■ AIM OF THE TASK: Give the number of lines that contain the string "JSON", please, and nothing else.

■ RECORDS SHOWN:
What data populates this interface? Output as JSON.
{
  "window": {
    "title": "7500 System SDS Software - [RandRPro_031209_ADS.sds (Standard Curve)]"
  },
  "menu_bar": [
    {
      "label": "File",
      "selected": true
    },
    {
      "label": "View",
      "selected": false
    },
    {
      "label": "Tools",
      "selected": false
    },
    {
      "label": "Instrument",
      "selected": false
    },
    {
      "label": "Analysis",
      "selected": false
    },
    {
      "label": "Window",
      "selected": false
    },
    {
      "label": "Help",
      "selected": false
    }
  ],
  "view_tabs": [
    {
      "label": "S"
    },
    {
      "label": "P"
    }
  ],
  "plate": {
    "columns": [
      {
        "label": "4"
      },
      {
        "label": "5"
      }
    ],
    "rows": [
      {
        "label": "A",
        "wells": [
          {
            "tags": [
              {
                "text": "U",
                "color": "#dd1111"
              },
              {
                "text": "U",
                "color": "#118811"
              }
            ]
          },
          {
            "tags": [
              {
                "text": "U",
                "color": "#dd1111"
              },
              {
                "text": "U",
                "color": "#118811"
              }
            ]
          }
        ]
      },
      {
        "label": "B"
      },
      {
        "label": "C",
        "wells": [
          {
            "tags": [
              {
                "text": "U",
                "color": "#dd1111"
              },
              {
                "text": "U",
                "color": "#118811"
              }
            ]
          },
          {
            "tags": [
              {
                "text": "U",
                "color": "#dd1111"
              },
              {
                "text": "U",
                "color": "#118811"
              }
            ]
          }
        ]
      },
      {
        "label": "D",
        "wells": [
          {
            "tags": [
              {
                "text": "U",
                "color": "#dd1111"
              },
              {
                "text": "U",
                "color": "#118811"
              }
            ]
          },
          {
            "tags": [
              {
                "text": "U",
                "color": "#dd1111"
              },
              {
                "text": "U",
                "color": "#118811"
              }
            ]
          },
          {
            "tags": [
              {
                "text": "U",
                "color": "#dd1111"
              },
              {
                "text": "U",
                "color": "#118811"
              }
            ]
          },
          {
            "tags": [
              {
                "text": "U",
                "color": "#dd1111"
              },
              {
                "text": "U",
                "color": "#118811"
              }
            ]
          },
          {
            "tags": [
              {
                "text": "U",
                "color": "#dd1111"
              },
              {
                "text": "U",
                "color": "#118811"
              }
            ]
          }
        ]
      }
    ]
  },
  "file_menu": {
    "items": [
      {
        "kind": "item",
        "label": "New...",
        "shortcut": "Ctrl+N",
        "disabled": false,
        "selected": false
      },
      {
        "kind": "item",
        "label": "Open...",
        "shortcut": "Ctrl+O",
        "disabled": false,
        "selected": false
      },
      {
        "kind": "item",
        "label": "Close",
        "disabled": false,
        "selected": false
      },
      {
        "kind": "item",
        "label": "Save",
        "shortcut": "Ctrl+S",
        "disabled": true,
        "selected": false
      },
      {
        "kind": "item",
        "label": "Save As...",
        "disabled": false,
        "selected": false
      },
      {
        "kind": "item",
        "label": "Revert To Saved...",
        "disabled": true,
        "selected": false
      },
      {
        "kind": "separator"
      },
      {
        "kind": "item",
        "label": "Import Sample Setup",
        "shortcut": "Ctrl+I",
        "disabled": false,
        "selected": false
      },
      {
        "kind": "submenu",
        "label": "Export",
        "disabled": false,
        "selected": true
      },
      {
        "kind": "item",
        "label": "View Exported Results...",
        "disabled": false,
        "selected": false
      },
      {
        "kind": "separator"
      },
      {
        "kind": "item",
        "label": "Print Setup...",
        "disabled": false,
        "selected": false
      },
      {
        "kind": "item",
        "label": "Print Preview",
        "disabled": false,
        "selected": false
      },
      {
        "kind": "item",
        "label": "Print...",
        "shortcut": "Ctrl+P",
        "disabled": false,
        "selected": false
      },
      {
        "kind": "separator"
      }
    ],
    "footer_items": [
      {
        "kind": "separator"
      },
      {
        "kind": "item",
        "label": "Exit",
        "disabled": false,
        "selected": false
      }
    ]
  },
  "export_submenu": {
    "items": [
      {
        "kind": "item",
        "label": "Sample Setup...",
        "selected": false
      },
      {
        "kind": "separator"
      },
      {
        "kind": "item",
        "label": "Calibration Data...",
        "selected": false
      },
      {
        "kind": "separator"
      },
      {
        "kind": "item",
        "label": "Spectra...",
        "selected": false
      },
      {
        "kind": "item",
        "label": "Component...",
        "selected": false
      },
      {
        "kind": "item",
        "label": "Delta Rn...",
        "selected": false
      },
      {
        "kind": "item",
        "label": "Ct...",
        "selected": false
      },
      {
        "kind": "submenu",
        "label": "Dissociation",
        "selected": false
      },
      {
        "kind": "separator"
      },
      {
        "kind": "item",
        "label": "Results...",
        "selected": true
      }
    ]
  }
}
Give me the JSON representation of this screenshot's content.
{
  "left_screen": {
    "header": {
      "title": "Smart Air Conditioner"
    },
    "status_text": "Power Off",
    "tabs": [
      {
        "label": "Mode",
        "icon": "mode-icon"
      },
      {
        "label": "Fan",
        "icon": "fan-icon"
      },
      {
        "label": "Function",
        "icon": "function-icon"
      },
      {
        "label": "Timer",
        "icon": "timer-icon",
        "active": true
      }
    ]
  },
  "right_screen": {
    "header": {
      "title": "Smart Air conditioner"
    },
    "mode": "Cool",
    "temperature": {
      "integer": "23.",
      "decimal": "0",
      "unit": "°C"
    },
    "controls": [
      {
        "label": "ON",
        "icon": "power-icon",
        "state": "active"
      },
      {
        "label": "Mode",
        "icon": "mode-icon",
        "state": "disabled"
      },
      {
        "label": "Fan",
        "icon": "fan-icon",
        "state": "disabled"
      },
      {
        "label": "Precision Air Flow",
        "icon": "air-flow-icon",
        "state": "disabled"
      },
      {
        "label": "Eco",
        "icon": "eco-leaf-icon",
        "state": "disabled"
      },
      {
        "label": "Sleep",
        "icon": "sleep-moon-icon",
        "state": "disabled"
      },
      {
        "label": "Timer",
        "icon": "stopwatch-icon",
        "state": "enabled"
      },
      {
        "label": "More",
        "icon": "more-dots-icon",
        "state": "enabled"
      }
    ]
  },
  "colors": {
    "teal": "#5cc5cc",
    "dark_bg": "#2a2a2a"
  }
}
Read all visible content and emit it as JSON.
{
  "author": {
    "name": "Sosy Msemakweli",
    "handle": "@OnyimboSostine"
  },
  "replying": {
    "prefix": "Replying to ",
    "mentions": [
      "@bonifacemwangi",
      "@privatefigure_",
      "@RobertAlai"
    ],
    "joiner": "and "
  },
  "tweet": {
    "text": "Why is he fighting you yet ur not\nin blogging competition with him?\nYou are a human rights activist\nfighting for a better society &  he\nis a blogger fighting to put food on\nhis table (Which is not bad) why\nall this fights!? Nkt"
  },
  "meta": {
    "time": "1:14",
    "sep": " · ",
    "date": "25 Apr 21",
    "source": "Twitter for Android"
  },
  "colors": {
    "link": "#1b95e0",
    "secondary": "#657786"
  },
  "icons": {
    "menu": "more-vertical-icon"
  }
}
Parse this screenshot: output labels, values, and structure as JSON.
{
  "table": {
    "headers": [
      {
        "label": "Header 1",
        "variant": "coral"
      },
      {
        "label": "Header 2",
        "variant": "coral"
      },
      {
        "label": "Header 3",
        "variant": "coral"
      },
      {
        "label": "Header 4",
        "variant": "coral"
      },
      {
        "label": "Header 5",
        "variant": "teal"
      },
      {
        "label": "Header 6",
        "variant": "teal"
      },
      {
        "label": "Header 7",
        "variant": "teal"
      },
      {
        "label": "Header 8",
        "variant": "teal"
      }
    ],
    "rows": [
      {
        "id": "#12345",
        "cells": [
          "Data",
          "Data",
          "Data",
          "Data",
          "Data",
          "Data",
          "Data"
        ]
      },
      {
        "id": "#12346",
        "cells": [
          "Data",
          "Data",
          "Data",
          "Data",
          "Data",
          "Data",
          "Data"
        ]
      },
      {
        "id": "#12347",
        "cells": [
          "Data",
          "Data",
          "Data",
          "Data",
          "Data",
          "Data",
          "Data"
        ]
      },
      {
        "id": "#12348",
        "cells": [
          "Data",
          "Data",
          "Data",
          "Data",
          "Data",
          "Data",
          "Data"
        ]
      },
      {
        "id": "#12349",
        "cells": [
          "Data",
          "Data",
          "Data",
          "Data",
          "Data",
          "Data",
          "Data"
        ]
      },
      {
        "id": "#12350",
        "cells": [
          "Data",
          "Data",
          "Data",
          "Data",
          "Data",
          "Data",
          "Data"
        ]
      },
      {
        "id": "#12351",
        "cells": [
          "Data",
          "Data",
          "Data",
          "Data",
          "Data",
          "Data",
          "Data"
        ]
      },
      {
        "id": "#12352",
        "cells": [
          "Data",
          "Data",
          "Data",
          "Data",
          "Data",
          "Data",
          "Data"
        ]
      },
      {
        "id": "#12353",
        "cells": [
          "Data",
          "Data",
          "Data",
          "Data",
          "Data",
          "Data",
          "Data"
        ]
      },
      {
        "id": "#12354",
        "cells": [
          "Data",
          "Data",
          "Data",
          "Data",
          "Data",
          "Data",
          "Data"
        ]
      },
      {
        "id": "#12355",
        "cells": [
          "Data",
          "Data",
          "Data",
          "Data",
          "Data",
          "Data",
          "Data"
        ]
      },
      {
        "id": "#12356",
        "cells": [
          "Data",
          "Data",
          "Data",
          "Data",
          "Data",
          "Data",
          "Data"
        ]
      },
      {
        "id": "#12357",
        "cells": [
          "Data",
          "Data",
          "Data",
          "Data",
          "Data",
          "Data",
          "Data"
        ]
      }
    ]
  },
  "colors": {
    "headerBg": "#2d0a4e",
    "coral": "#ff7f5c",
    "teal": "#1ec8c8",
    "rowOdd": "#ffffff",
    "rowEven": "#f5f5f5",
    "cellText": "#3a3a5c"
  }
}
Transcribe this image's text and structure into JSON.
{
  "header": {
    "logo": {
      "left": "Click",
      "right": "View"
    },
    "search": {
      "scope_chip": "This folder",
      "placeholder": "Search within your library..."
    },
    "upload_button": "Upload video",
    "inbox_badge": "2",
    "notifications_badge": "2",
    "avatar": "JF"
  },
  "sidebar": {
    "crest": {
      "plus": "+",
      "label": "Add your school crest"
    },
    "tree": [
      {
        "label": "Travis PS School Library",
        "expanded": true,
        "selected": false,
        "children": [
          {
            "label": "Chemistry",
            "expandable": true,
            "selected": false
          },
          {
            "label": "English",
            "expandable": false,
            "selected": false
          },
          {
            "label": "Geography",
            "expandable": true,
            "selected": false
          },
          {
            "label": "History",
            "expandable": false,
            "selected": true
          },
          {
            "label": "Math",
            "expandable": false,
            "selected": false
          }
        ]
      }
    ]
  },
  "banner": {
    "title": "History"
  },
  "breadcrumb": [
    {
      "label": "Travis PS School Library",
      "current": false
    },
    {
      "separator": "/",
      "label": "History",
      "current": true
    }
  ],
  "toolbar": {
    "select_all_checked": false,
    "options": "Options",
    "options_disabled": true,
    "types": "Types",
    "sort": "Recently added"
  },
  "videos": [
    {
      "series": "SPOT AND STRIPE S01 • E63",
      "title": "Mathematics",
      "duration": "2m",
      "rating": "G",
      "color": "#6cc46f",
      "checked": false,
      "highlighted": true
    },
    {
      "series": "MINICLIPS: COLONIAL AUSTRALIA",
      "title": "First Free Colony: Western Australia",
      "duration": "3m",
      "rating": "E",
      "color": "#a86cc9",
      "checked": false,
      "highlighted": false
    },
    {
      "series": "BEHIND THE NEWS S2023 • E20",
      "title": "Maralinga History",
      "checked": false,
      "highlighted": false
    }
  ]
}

■ WORKED SOLUTION: 5